DATASET ENTRIES »
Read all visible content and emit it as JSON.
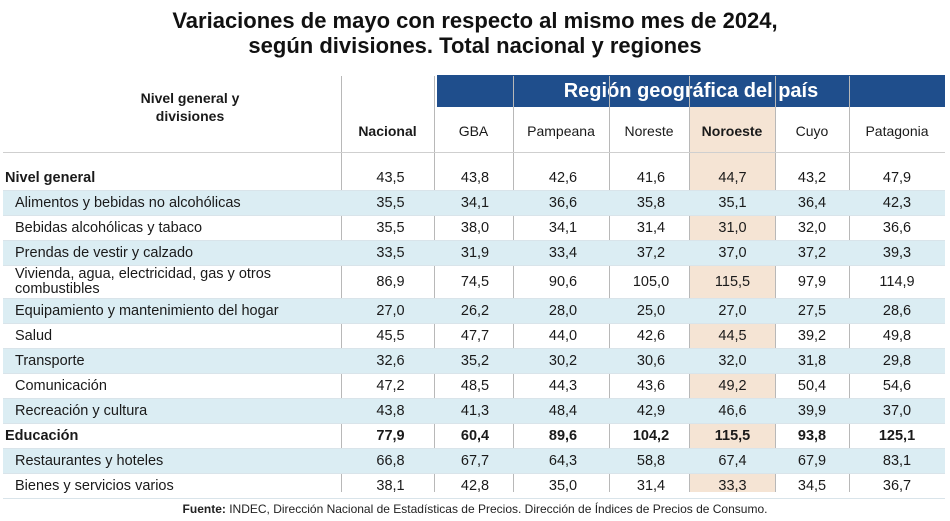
{
  "title": {
    "line1": "Variaciones de mayo con respecto al mismo mes de 2024,",
    "line2": "según divisiones. Total nacional y regiones"
  },
  "table": {
    "row_header": {
      "line1": "Nivel general y",
      "line2": "divisiones"
    },
    "region_banner": "Región geográfica del país",
    "columns": [
      "Nacional",
      "GBA",
      "Pampeana",
      "Noreste",
      "Noroeste",
      "Cuyo",
      "Patagonia"
    ],
    "highlight_color": "#e9c4a0",
    "banner_color": "#1f4e8c",
    "row_shade_color": "#dbedf3",
    "rows": [
      {
        "label": "Nivel general",
        "values": [
          "43,5",
          "43,8",
          "42,6",
          "41,6",
          "44,7",
          "43,2",
          "47,9"
        ]
      },
      {
        "label": "Alimentos y bebidas no alcohólicas",
        "values": [
          "35,5",
          "34,1",
          "36,6",
          "35,8",
          "35,1",
          "36,4",
          "42,3"
        ]
      },
      {
        "label": "Bebidas alcohólicas y tabaco",
        "values": [
          "35,5",
          "38,0",
          "34,1",
          "31,4",
          "31,0",
          "32,0",
          "36,6"
        ]
      },
      {
        "label": "Prendas de vestir y calzado",
        "values": [
          "33,5",
          "31,9",
          "33,4",
          "37,2",
          "37,0",
          "37,2",
          "39,3"
        ]
      },
      {
        "label": "Vivienda, agua, electricidad, gas y otros combustibles",
        "values": [
          "86,9",
          "74,5",
          "90,6",
          "105,0",
          "115,5",
          "97,9",
          "114,9"
        ]
      },
      {
        "label": "Equipamiento y mantenimiento del hogar",
        "values": [
          "27,0",
          "26,2",
          "28,0",
          "25,0",
          "27,0",
          "27,5",
          "28,6"
        ]
      },
      {
        "label": "Salud",
        "values": [
          "45,5",
          "47,7",
          "44,0",
          "42,6",
          "44,5",
          "39,2",
          "49,8"
        ]
      },
      {
        "label": "Transporte",
        "values": [
          "32,6",
          "35,2",
          "30,2",
          "30,6",
          "32,0",
          "31,8",
          "29,8"
        ]
      },
      {
        "label": "Comunicación",
        "values": [
          "47,2",
          "48,5",
          "44,3",
          "43,6",
          "49,2",
          "50,4",
          "54,6"
        ]
      },
      {
        "label": "Recreación y cultura",
        "values": [
          "43,8",
          "41,3",
          "48,4",
          "42,9",
          "46,6",
          "39,9",
          "37,0"
        ]
      },
      {
        "label": "Educación",
        "values": [
          "77,9",
          "60,4",
          "89,6",
          "104,2",
          "115,5",
          "93,8",
          "125,1"
        ]
      },
      {
        "label": "Restaurantes y hoteles",
        "values": [
          "66,8",
          "67,7",
          "64,3",
          "58,8",
          "67,4",
          "67,9",
          "83,1"
        ]
      },
      {
        "label": "Bienes y servicios varios",
        "values": [
          "38,1",
          "42,8",
          "35,0",
          "31,4",
          "33,3",
          "34,5",
          "36,7"
        ]
      }
    ]
  },
  "source": {
    "label": "Fuente:",
    "text": "INDEC, Dirección Nacional de Estadísticas de Precios. Dirección de Índices de Precios de Consumo."
  }
}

WORK REQUIRED » Output every entry exactly as given; pictures are not part of the copy.

FULL SOLUTION »
Read all visible content and emit it as JSON.
{
  "title": {
    "line1": "Variaciones de mayo con respecto al mismo mes de 2024,",
    "line2": "según divisiones. Total nacional y regiones"
  },
  "table": {
    "row_header": {
      "line1": "Nivel general y",
      "line2": "divisiones"
    },
    "region_banner": "Región geográfica del país",
    "columns": [
      "Nacional",
      "GBA",
      "Pampeana",
      "Noreste",
      "Noroeste",
      "Cuyo",
      "Patagonia"
    ],
    "highlight_color": "#e9c4a0",
    "banner_color": "#1f4e8c",
    "row_shade_color": "#dbedf3",
    "rows": [
      {
        "label": "Nivel general",
        "values": [
          "43,5",
          "43,8",
          "42,6",
          "41,6",
          "44,7",
          "43,2",
          "47,9"
        ]
      },
      {
        "label": "Alimentos y bebidas no alcohólicas",
        "values": [
          "35,5",
          "34,1",
          "36,6",
          "35,8",
          "35,1",
          "36,4",
          "42,3"
        ]
      },
      {
        "label": "Bebidas alcohólicas y tabaco",
        "values": [
          "35,5",
          "38,0",
          "34,1",
          "31,4",
          "31,0",
          "32,0",
          "36,6"
        ]
      },
      {
        "label": "Prendas de vestir y calzado",
        "values": [
          "33,5",
          "31,9",
          "33,4",
          "37,2",
          "37,0",
          "37,2",
          "39,3"
        ]
      },
      {
        "label": "Vivienda, agua, electricidad, gas y otros combustibles",
        "values": [
          "86,9",
          "74,5",
          "90,6",
          "105,0",
          "115,5",
          "97,9",
          "114,9"
        ]
      },
      {
        "label": "Equipamiento y mantenimiento del hogar",
        "values": [
          "27,0",
          "26,2",
          "28,0",
          "25,0",
          "27,0",
          "27,5",
          "28,6"
        ]
      },
      {
        "label": "Salud",
        "values": [
          "45,5",
          "47,7",
          "44,0",
          "42,6",
          "44,5",
          "39,2",
          "49,8"
        ]
      },
      {
        "label": "Transporte",
        "values": [
          "32,6",
          "35,2",
          "30,2",
          "30,6",
          "32,0",
          "31,8",
          "29,8"
        ]
      },
      {
        "label": "Comunicación",
        "values": [
          "47,2",
          "48,5",
          "44,3",
          "43,6",
          "49,2",
          "50,4",
          "54,6"
        ]
      },
      {
        "label": "Recreación y cultura",
        "values": [
          "43,8",
          "41,3",
          "48,4",
          "42,9",
          "46,6",
          "39,9",
          "37,0"
        ]
      },
      {
        "label": "Educación",
        "values": [
          "77,9",
          "60,4",
          "89,6",
          "104,2",
          "115,5",
          "93,8",
          "125,1"
        ]
      },
      {
        "label": "Restaurantes y hoteles",
        "values": [
          "66,8",
          "67,7",
          "64,3",
          "58,8",
          "67,4",
          "67,9",
          "83,1"
        ]
      },
      {
        "label": "Bienes y servicios varios",
        "values": [
          "38,1",
          "42,8",
          "35,0",
          "31,4",
          "33,3",
          "34,5",
          "36,7"
        ]
      }
    ]
  },
  "source": {
    "label": "Fuente:",
    "text": "INDEC, Dirección Nacional de Estadísticas de Precios. Dirección de Índices de Precios de Consumo."
  }
}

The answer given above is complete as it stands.